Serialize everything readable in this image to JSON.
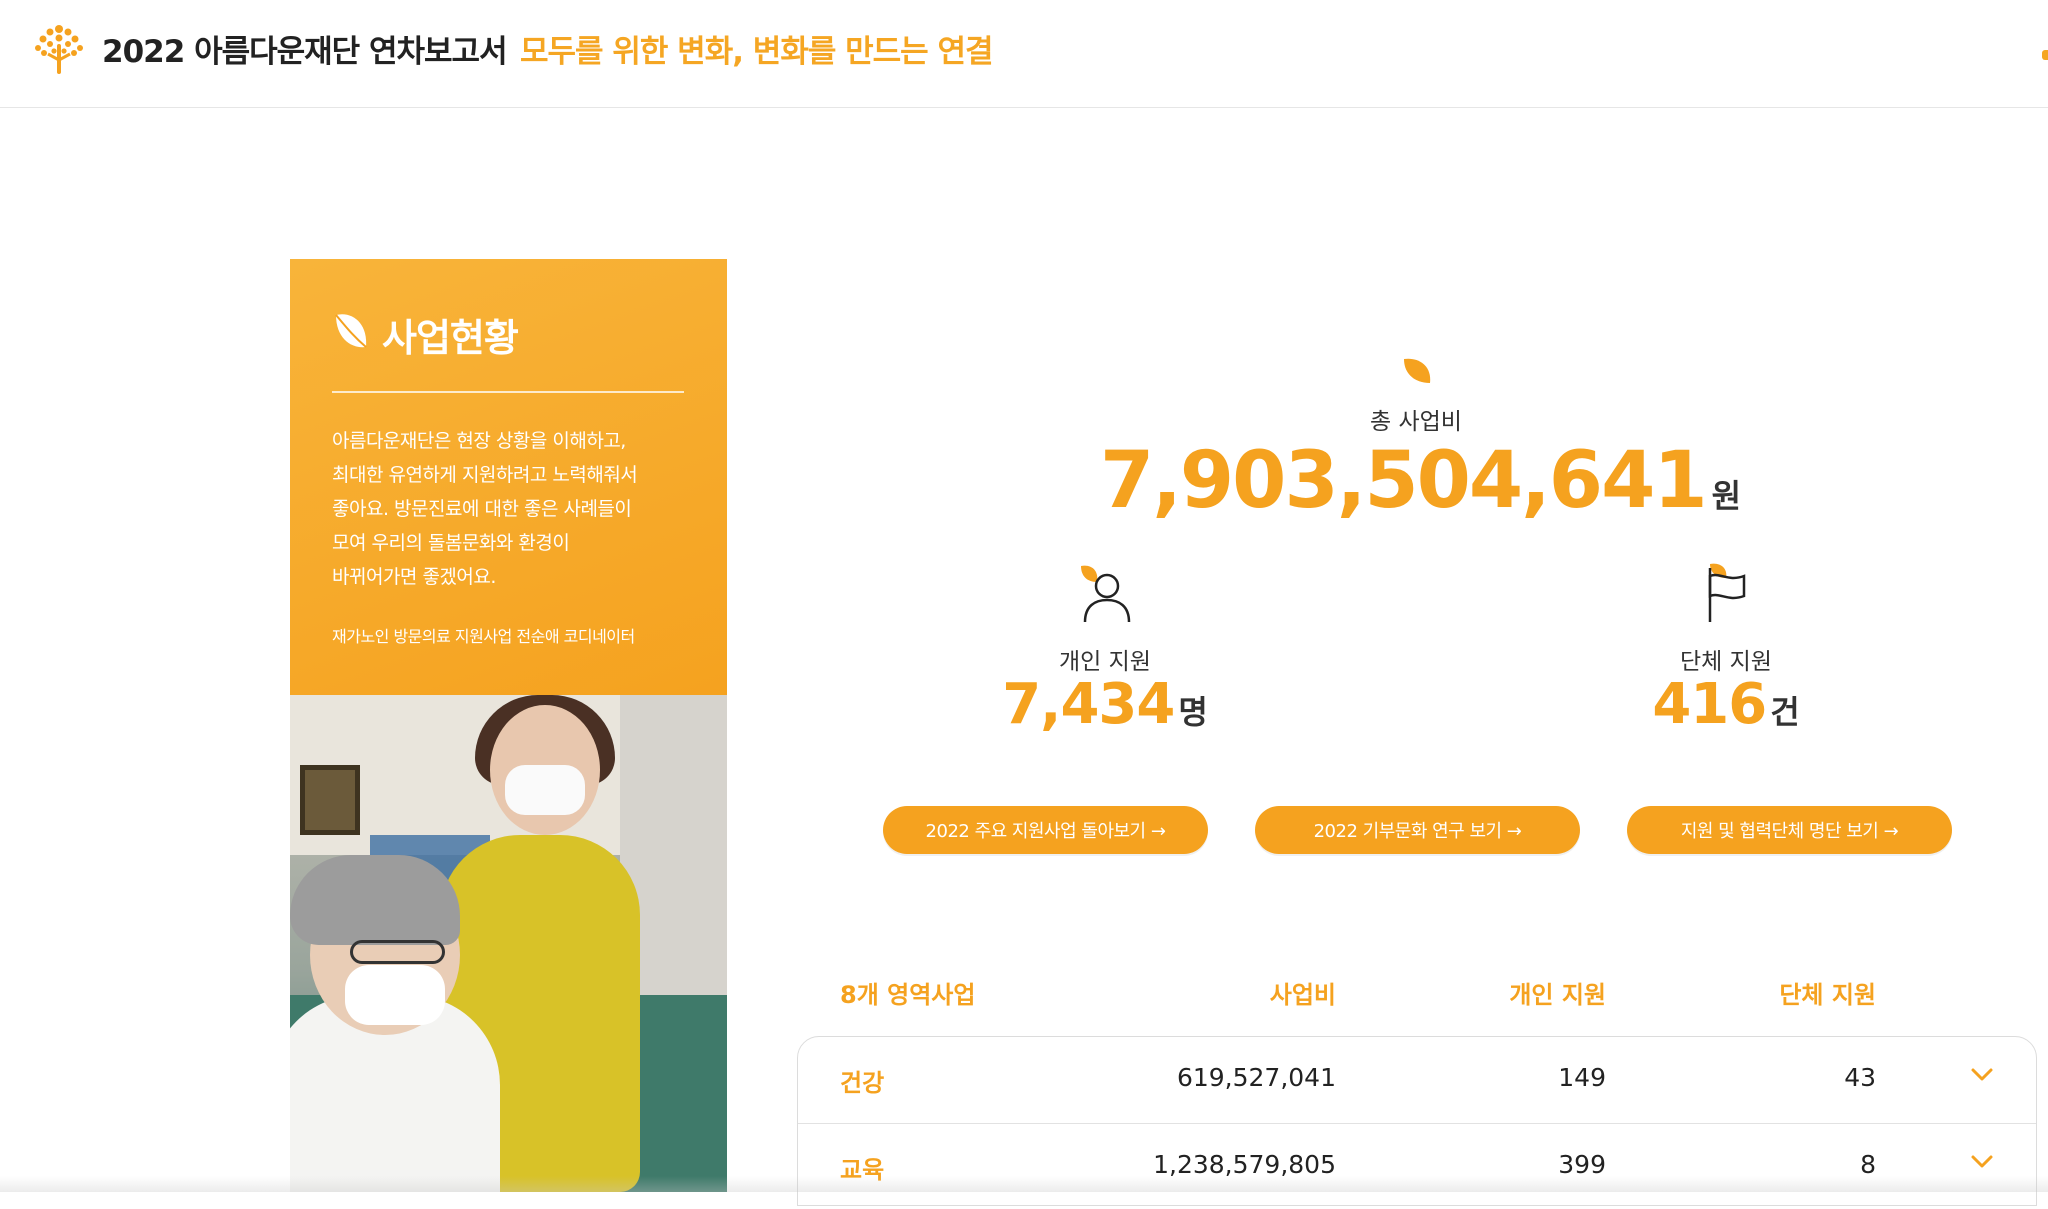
{
  "header": {
    "title": "2022 아름다운재단 연차보고서",
    "slogan": "모두를 위한 변화, 변화를 만드는 연결"
  },
  "colors": {
    "accent": "#f5a21f",
    "text": "#222222"
  },
  "card": {
    "title": "사업현황",
    "quote_lines": [
      "아름다운재단은 현장 상황을 이해하고,",
      "최대한 유연하게 지원하려고 노력해줘서",
      "좋아요. 방문진료에 대한 좋은 사례들이",
      "모여 우리의 돌봄문화와 환경이",
      "바뀌어가면 좋겠어요."
    ],
    "credit": "재가노인 방문의료 지원사업 전순애 코디네이터"
  },
  "stats": {
    "total_label": "총 사업비",
    "total_value": "7,903,504,641",
    "total_unit": "원",
    "individual_label": "개인 지원",
    "individual_value": "7,434",
    "individual_unit": "명",
    "group_label": "단체 지원",
    "group_value": "416",
    "group_unit": "건"
  },
  "buttons": [
    "2022 주요 지원사업 돌아보기 →",
    "2022 기부문화 연구 보기 →",
    "지원 및 협력단체 명단 보기 →"
  ],
  "table": {
    "headers": [
      "8개 영역사업",
      "사업비",
      "개인 지원",
      "단체 지원"
    ],
    "rows": [
      {
        "name": "건강",
        "budget": "619,527,041",
        "individual": "149",
        "group": "43"
      },
      {
        "name": "교육",
        "budget": "1,238,579,805",
        "individual": "399",
        "group": "8"
      }
    ]
  }
}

_ _ _ _

◆ **Your objective**:
Write the records out once more, exactly as they appear, with no pictures.

◆ **Solution**:
Serialize everything readable in this image to JSON.
{
  "header": {
    "title": "2022 아름다운재단 연차보고서",
    "slogan": "모두를 위한 변화, 변화를 만드는 연결"
  },
  "colors": {
    "accent": "#f5a21f",
    "text": "#222222"
  },
  "card": {
    "title": "사업현황",
    "quote_lines": [
      "아름다운재단은 현장 상황을 이해하고,",
      "최대한 유연하게 지원하려고 노력해줘서",
      "좋아요. 방문진료에 대한 좋은 사례들이",
      "모여 우리의 돌봄문화와 환경이",
      "바뀌어가면 좋겠어요."
    ],
    "credit": "재가노인 방문의료 지원사업 전순애 코디네이터"
  },
  "stats": {
    "total_label": "총 사업비",
    "total_value": "7,903,504,641",
    "total_unit": "원",
    "individual_label": "개인 지원",
    "individual_value": "7,434",
    "individual_unit": "명",
    "group_label": "단체 지원",
    "group_value": "416",
    "group_unit": "건"
  },
  "buttons": [
    "2022 주요 지원사업 돌아보기 →",
    "2022 기부문화 연구 보기 →",
    "지원 및 협력단체 명단 보기 →"
  ],
  "table": {
    "headers": [
      "8개 영역사업",
      "사업비",
      "개인 지원",
      "단체 지원"
    ],
    "rows": [
      {
        "name": "건강",
        "budget": "619,527,041",
        "individual": "149",
        "group": "43"
      },
      {
        "name": "교육",
        "budget": "1,238,579,805",
        "individual": "399",
        "group": "8"
      }
    ]
  }
}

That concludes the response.